— START —

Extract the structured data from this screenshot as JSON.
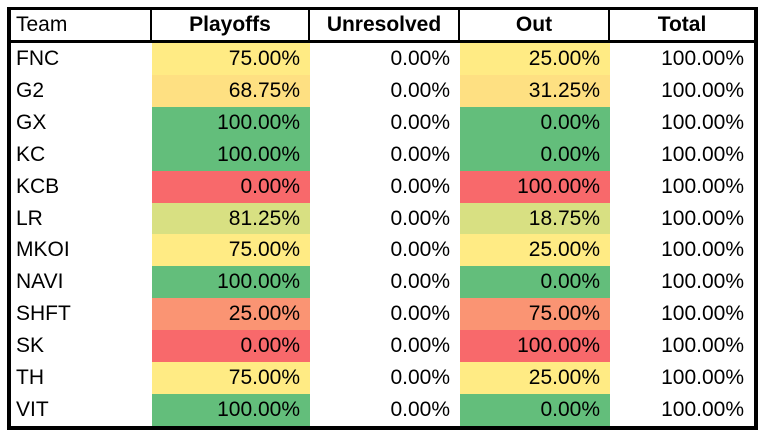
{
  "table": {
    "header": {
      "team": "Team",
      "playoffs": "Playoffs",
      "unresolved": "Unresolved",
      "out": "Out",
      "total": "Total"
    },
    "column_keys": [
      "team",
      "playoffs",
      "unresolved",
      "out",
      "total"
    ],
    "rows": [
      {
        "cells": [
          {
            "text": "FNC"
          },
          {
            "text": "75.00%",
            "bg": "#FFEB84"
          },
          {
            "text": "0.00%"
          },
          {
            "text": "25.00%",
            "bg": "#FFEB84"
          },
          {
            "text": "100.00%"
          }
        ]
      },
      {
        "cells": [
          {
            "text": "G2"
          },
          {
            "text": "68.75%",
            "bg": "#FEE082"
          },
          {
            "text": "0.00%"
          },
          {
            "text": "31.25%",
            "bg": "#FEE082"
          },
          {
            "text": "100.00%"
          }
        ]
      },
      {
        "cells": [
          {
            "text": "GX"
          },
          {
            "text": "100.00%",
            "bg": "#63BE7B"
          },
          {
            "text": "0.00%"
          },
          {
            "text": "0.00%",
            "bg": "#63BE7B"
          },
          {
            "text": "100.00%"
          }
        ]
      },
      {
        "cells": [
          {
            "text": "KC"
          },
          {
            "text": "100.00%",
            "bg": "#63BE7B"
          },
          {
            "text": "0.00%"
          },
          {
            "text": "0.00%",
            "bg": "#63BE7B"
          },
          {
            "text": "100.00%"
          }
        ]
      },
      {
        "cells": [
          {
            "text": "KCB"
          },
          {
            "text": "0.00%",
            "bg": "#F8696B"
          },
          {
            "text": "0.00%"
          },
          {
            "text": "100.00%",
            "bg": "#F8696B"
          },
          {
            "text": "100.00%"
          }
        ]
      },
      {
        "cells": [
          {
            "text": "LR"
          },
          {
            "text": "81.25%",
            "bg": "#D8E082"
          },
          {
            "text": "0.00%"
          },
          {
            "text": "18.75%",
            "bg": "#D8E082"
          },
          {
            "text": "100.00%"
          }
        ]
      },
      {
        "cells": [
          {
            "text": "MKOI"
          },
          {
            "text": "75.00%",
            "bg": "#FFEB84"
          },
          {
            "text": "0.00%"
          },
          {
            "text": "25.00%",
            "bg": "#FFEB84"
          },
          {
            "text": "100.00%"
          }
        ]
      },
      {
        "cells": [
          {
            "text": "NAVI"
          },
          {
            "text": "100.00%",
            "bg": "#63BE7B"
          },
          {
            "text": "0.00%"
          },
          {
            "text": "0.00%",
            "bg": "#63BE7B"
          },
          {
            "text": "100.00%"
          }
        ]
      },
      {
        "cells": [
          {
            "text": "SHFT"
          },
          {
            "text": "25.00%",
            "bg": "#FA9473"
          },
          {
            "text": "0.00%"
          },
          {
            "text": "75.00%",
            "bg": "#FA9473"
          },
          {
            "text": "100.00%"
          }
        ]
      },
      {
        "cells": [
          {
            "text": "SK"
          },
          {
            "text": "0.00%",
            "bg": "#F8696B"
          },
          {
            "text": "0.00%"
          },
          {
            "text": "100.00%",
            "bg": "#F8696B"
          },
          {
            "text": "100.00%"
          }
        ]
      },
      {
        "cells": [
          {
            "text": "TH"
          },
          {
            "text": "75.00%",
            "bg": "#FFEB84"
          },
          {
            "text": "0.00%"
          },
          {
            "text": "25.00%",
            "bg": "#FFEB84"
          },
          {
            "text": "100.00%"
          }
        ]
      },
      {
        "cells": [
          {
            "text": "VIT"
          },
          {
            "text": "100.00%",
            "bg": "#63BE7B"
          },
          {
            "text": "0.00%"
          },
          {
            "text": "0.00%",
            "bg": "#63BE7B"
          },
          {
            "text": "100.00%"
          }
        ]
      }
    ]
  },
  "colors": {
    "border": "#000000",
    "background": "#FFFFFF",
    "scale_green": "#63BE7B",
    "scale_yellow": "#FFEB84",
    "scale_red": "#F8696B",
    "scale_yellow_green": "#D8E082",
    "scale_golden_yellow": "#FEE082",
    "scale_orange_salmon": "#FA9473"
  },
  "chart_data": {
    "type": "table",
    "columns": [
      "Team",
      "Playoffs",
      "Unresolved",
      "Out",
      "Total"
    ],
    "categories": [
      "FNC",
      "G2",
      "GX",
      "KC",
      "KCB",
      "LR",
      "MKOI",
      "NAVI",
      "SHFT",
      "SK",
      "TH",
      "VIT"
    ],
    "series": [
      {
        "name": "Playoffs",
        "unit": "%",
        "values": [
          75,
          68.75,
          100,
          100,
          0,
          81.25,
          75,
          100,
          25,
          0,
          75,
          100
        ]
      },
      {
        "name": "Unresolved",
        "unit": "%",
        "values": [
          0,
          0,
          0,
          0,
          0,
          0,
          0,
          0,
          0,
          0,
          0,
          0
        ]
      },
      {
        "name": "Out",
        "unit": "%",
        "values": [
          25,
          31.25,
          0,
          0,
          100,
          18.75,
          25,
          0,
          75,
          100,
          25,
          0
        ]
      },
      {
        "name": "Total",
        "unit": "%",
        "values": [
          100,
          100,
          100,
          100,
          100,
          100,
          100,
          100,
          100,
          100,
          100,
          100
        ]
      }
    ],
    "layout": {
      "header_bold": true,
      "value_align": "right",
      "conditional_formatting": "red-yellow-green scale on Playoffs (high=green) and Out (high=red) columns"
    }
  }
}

— END —
— START —

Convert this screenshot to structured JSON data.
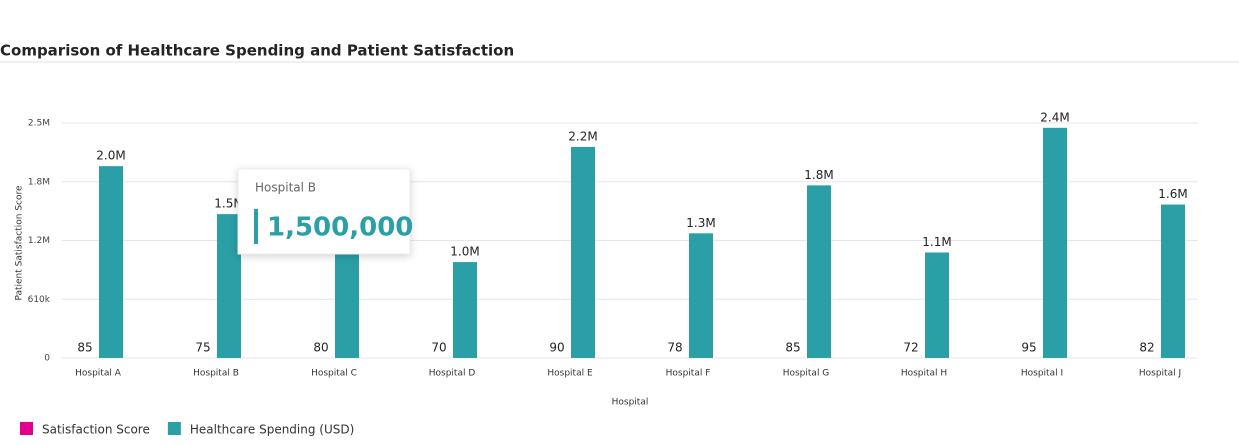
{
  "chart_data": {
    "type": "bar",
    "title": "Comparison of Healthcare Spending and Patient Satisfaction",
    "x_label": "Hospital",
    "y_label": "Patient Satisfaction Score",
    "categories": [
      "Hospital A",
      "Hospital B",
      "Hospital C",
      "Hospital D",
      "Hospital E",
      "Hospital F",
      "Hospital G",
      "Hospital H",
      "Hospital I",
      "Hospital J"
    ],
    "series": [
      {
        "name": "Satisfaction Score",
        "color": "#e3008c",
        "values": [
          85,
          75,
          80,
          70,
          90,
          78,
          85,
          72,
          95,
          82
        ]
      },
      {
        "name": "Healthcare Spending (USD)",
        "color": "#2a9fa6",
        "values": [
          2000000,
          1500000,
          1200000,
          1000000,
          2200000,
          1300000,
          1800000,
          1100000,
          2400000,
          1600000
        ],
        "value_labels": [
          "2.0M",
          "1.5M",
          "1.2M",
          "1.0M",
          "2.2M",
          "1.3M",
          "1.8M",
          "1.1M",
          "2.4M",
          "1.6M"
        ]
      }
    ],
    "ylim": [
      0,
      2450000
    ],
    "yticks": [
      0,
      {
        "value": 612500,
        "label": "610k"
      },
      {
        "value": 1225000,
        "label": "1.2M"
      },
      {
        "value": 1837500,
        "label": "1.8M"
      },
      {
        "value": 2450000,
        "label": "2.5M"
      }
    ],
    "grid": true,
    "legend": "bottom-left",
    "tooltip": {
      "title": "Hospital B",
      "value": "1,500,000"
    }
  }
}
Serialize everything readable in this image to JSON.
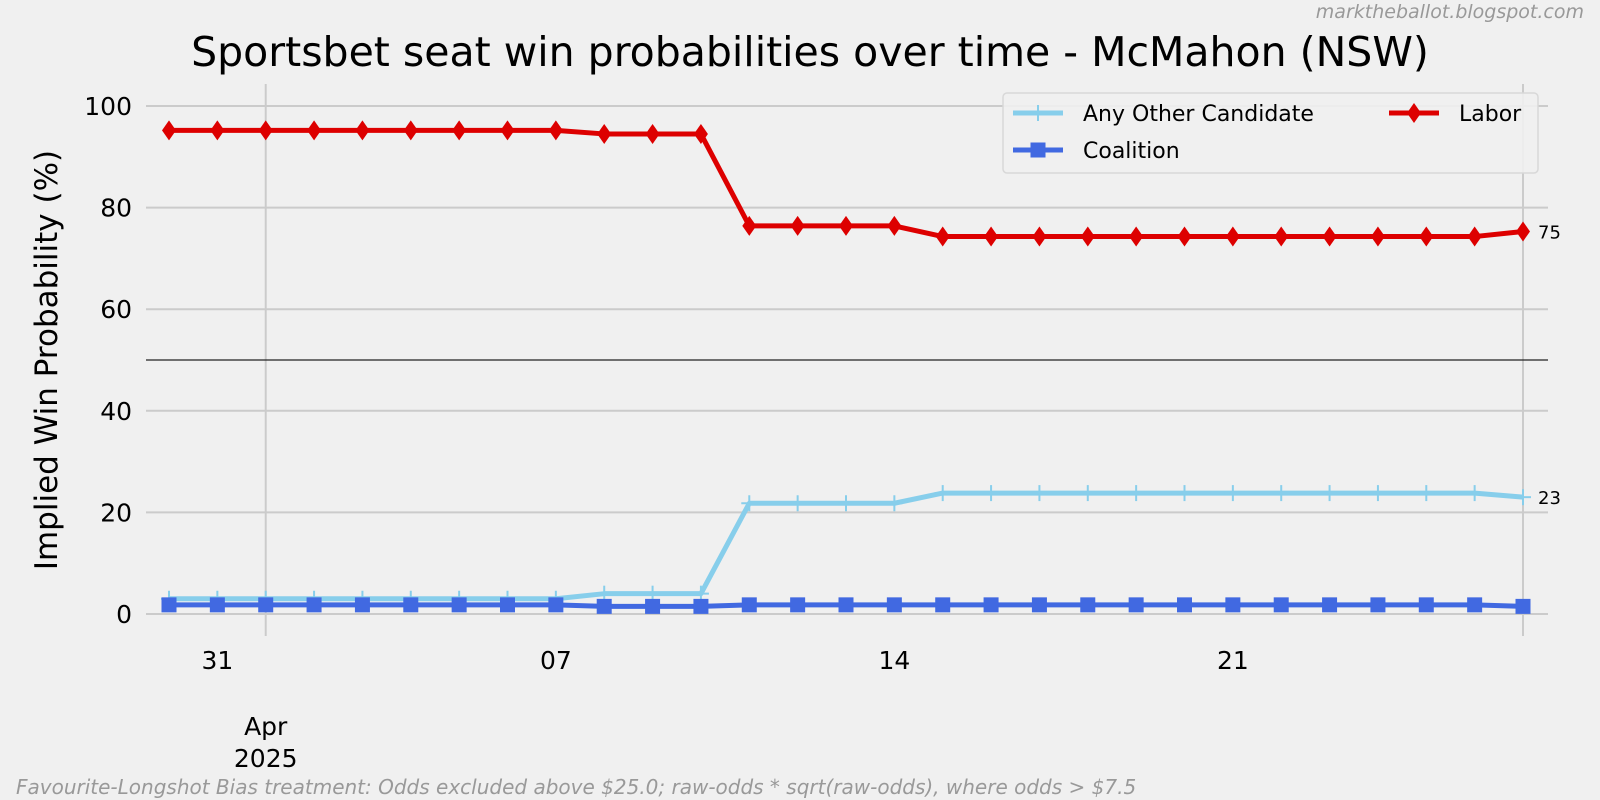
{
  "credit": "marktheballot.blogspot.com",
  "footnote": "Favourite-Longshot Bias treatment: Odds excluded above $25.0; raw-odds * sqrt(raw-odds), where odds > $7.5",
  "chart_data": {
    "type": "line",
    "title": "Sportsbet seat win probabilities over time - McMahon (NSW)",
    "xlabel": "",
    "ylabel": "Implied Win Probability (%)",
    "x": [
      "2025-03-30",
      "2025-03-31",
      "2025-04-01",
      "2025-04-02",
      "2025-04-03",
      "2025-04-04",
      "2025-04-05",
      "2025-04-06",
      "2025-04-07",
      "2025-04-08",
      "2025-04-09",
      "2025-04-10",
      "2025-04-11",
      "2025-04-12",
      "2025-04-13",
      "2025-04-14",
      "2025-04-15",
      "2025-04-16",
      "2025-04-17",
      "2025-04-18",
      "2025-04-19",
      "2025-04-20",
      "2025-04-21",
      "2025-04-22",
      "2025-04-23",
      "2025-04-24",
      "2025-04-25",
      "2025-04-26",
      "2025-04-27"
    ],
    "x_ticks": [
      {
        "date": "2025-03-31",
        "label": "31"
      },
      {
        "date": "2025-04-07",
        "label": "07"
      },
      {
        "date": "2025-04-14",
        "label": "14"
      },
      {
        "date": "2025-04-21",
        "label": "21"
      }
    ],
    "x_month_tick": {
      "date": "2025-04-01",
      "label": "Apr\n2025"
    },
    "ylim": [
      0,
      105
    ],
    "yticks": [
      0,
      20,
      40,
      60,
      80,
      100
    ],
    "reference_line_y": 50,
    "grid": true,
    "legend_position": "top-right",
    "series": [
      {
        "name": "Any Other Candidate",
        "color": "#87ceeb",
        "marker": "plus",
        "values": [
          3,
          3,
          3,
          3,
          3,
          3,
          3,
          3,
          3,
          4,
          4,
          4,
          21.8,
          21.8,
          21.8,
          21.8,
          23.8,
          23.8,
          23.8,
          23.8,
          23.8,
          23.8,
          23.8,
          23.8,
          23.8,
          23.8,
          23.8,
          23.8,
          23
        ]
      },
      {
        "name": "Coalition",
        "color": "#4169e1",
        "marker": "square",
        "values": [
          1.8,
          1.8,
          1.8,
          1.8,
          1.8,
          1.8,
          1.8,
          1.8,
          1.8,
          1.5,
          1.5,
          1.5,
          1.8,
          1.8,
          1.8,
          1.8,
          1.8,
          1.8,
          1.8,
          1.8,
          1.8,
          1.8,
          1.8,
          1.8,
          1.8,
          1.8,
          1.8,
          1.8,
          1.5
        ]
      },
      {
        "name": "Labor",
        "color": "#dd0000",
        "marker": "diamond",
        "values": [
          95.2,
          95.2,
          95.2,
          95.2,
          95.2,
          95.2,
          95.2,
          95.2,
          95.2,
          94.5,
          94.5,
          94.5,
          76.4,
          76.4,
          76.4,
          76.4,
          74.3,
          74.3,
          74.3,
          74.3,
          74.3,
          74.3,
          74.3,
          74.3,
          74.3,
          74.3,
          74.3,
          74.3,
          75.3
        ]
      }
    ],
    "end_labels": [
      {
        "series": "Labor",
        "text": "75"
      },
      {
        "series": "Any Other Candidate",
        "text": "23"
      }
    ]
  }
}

— END —
— START —

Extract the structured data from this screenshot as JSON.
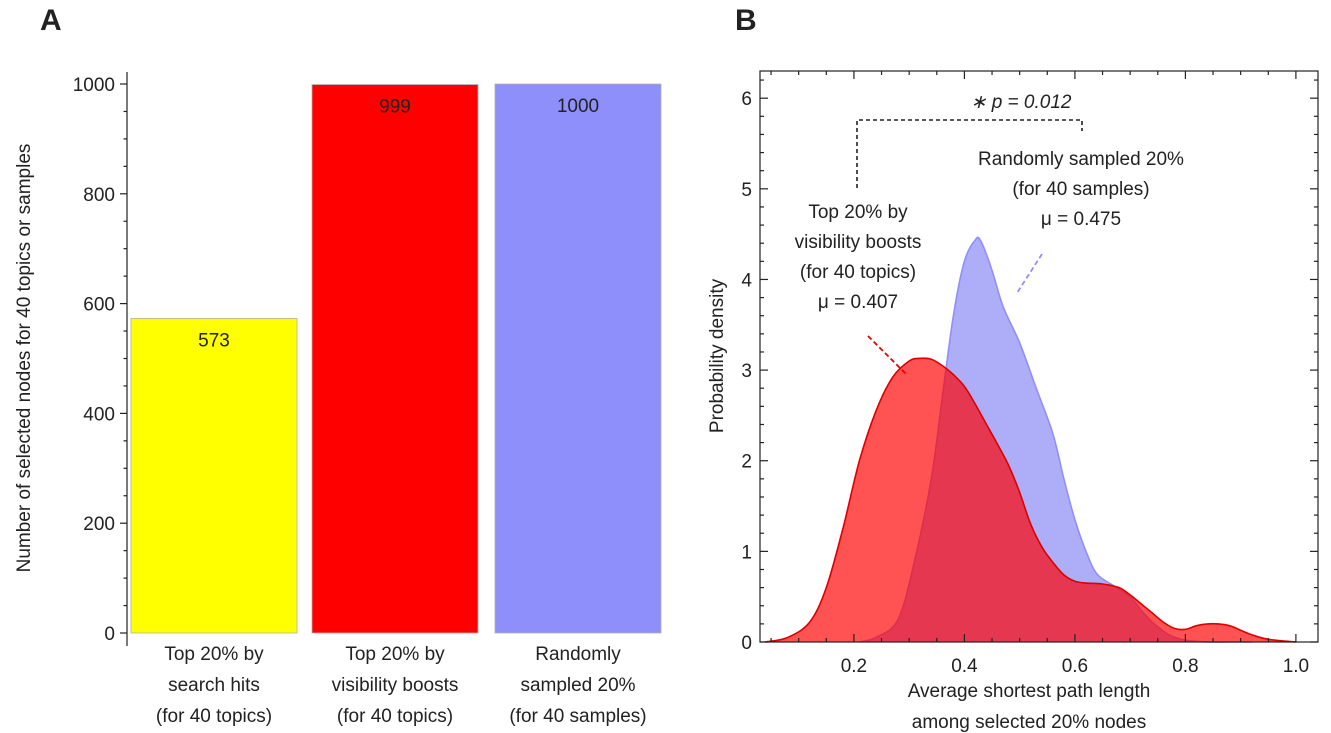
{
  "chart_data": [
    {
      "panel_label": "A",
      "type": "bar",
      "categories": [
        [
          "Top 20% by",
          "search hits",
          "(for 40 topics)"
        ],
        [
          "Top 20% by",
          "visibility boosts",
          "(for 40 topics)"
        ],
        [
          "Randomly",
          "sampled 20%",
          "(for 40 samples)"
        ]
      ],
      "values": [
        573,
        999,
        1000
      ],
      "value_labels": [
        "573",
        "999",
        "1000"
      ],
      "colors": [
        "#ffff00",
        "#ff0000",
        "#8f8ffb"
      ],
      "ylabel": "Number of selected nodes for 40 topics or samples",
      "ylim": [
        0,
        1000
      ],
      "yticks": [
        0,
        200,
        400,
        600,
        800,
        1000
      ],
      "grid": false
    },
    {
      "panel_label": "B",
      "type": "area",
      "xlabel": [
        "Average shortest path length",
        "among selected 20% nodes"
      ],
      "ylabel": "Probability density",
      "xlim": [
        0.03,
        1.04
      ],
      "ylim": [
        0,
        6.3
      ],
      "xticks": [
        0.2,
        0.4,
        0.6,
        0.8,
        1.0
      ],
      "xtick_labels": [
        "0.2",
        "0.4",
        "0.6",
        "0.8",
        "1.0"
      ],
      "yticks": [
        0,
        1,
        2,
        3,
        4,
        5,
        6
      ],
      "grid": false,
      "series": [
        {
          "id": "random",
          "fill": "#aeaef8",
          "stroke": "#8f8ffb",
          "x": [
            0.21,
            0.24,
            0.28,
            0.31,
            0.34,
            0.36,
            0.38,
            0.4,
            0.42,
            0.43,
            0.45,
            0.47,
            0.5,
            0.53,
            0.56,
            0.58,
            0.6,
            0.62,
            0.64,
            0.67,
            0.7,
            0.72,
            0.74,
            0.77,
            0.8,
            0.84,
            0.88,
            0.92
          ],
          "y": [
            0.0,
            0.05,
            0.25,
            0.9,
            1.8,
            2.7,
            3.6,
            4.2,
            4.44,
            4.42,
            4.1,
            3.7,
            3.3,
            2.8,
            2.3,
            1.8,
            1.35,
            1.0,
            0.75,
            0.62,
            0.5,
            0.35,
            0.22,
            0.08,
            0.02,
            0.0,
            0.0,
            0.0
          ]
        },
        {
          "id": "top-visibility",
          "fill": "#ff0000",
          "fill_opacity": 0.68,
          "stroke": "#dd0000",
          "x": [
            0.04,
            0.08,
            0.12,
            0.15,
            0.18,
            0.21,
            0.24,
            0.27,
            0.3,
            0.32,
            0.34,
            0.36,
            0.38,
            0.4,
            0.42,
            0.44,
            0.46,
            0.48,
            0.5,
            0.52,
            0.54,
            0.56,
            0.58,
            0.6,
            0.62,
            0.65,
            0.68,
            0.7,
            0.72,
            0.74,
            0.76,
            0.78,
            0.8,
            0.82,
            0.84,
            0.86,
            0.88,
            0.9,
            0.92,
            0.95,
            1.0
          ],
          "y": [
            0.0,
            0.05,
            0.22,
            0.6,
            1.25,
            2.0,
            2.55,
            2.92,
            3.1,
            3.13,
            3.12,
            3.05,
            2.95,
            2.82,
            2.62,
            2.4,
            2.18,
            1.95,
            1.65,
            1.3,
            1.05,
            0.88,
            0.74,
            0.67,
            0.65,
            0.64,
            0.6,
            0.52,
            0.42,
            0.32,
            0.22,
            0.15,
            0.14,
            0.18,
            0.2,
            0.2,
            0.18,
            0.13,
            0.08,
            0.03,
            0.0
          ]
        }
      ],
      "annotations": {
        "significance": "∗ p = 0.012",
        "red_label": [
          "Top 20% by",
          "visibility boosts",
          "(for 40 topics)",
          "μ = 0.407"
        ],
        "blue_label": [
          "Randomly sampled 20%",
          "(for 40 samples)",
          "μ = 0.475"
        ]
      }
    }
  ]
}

— END —

> [TASK] In the entries above, find every line with the word "nodes" and list it.

> [ANSWER TO THIS PROBLEM]
      "ylabel": "Number of selected nodes for 40 topics or samples",
        "among selected 20% nodes"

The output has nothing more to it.